===== AVAILABLE DATA =====
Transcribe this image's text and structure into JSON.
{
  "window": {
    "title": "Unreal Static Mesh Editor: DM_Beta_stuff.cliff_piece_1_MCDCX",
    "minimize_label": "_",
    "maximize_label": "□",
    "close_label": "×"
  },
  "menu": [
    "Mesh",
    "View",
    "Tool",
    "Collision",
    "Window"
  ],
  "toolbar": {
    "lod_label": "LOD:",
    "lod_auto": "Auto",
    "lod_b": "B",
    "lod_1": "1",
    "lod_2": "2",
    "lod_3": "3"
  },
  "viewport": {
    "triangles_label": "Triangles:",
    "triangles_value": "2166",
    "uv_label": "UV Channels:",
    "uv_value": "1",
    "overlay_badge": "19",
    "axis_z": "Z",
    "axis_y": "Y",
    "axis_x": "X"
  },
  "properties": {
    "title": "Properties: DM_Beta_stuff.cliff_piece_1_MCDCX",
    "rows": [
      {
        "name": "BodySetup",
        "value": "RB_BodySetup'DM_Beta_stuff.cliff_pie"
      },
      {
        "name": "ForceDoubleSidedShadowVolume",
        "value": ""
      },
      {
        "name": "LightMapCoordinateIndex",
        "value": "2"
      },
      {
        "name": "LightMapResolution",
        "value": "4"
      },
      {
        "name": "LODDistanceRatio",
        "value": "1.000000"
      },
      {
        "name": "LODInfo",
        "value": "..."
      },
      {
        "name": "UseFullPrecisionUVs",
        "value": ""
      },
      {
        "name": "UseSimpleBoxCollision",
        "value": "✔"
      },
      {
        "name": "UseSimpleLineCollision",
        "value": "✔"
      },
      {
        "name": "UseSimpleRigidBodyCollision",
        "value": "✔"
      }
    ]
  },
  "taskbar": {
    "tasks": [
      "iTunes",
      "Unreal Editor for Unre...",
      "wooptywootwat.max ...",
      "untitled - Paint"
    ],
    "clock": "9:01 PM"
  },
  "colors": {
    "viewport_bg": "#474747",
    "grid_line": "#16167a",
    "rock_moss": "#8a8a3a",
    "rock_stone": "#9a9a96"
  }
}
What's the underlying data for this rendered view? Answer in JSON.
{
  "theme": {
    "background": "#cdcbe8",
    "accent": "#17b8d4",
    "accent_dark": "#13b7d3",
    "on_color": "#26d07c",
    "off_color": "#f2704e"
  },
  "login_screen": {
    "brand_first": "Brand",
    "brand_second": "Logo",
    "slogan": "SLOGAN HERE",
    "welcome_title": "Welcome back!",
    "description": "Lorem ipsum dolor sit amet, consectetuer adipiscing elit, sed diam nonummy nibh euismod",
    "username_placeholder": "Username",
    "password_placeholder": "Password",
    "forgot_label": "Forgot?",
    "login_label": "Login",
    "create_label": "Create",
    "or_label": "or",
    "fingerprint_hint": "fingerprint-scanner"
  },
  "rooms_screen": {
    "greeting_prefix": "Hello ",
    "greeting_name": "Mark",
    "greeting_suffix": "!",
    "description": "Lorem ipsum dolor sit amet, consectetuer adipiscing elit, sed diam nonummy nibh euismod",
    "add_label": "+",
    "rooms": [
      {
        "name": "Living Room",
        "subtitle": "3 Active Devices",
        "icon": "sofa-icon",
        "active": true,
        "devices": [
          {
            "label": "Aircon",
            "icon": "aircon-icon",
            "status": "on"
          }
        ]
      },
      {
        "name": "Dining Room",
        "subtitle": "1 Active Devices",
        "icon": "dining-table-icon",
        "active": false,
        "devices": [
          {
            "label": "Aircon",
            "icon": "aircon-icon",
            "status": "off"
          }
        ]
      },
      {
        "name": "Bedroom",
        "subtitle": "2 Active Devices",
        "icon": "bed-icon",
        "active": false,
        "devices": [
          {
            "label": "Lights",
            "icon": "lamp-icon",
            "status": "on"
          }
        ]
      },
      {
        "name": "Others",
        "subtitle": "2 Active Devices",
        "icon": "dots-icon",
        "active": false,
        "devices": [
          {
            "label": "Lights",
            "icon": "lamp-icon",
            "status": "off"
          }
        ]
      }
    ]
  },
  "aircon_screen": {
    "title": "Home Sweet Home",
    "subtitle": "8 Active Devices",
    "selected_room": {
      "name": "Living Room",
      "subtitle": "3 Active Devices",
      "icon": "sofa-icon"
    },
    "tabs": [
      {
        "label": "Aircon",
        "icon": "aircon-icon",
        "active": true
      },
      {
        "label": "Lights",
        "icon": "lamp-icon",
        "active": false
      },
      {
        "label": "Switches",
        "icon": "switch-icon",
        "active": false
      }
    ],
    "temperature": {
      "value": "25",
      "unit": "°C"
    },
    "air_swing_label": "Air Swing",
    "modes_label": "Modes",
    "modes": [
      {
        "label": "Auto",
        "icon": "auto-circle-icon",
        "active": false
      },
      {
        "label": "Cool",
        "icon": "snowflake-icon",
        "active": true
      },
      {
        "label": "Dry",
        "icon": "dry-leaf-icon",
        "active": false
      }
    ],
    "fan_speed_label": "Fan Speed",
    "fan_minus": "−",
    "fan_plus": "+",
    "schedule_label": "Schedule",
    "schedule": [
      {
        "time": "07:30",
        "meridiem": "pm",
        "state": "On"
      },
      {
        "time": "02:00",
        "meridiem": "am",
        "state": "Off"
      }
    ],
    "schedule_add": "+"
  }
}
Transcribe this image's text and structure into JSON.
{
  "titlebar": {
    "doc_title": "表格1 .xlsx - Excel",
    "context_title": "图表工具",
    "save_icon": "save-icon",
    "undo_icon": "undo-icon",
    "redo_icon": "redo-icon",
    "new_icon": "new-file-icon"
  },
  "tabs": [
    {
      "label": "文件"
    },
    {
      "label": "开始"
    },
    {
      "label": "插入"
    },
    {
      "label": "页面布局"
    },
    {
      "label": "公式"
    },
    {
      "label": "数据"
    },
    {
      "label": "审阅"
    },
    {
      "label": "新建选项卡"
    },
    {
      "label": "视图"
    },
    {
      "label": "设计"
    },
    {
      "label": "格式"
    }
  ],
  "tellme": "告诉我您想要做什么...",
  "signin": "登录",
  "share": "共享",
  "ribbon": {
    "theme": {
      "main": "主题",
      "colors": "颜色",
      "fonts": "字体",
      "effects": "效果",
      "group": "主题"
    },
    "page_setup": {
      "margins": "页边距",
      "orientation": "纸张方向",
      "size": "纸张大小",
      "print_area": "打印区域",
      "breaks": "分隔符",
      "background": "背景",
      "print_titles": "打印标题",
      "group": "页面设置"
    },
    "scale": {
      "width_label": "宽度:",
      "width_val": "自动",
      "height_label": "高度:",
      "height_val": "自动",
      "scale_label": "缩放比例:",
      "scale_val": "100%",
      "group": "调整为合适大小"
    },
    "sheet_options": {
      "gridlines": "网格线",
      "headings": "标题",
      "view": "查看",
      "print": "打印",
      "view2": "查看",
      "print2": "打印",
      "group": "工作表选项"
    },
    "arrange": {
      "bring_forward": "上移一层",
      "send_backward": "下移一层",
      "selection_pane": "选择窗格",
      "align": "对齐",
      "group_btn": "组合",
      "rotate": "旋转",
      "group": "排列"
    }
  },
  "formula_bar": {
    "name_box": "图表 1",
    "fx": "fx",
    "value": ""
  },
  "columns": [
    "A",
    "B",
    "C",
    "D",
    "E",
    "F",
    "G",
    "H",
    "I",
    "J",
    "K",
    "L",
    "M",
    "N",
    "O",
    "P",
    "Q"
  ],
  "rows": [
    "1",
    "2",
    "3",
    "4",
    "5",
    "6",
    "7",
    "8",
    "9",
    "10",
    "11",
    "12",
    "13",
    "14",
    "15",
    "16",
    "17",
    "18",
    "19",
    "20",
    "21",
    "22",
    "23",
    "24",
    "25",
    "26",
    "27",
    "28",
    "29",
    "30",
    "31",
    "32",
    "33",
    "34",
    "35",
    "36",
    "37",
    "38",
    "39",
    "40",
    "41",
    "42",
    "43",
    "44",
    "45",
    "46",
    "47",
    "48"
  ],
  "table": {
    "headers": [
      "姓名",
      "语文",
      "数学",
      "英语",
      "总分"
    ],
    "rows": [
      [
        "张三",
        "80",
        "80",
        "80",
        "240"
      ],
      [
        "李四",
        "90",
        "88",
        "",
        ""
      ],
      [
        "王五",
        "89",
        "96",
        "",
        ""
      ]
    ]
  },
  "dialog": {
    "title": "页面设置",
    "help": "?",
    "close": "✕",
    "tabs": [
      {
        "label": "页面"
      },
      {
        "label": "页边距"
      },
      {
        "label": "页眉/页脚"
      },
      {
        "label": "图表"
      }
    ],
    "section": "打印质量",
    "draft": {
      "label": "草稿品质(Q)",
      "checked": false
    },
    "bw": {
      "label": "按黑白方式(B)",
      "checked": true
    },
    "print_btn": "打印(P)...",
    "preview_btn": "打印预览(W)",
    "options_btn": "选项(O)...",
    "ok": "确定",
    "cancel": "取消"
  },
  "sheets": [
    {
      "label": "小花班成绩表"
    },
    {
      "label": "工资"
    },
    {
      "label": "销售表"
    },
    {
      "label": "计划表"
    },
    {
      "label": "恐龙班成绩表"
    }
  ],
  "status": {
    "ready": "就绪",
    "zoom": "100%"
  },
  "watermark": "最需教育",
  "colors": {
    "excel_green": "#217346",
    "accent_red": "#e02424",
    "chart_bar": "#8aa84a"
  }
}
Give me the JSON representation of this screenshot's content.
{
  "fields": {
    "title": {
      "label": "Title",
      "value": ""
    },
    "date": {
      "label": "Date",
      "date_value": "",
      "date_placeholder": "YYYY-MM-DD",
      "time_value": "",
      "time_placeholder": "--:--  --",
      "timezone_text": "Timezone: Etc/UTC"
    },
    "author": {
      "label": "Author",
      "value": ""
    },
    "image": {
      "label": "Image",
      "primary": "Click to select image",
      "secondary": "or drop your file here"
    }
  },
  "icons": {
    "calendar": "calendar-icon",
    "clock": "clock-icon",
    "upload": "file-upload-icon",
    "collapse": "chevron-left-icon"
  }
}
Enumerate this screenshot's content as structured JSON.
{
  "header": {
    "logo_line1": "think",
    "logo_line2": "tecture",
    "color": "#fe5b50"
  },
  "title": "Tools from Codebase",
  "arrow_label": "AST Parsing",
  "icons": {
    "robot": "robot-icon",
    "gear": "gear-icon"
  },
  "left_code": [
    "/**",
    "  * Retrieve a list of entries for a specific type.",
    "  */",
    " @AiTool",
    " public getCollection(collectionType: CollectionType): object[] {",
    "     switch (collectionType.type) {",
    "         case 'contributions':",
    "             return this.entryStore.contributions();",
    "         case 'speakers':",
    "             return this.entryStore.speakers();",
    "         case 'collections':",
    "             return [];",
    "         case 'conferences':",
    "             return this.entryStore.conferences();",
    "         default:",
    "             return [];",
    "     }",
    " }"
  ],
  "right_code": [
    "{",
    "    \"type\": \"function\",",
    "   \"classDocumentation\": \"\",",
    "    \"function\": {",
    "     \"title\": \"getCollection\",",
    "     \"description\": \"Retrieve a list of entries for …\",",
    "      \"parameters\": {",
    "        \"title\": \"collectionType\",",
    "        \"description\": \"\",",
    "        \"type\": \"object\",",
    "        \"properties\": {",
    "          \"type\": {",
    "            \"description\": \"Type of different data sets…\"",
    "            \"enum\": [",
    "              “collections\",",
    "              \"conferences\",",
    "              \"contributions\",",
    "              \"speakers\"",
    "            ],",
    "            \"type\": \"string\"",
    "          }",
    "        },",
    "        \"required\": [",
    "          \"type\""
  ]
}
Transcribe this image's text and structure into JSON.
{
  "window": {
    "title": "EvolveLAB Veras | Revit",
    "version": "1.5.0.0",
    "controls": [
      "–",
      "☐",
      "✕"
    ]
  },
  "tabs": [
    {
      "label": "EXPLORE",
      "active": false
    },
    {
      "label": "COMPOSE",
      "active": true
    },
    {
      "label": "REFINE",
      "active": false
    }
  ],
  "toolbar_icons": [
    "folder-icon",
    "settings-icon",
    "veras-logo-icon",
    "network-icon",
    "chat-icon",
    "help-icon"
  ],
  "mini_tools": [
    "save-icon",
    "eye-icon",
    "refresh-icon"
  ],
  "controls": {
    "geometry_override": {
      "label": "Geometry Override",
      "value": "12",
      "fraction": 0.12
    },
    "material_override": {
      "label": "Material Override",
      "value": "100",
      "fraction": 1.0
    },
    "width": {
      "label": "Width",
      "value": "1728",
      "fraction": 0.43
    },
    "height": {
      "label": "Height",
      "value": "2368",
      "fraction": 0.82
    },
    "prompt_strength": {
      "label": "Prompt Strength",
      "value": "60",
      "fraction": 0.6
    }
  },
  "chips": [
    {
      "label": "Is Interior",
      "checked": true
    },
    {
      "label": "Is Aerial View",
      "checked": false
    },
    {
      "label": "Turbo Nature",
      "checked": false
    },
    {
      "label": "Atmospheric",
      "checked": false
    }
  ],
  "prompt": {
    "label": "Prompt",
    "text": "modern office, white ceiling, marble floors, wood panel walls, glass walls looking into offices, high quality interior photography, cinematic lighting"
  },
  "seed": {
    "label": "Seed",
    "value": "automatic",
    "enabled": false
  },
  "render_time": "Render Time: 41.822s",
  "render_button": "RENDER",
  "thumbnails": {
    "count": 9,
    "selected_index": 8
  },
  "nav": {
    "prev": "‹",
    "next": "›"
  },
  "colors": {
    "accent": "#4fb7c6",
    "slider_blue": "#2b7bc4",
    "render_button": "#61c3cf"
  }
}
=====
* [WORK TO BE COMPLETED]: Which lines contain the word "getCollection"? Copy each one.

* [REPLY TO THE EXERCISE]:
    " public getCollection(collectionType: CollectionType): object[] {",
    "     \"title\": \"getCollection\",",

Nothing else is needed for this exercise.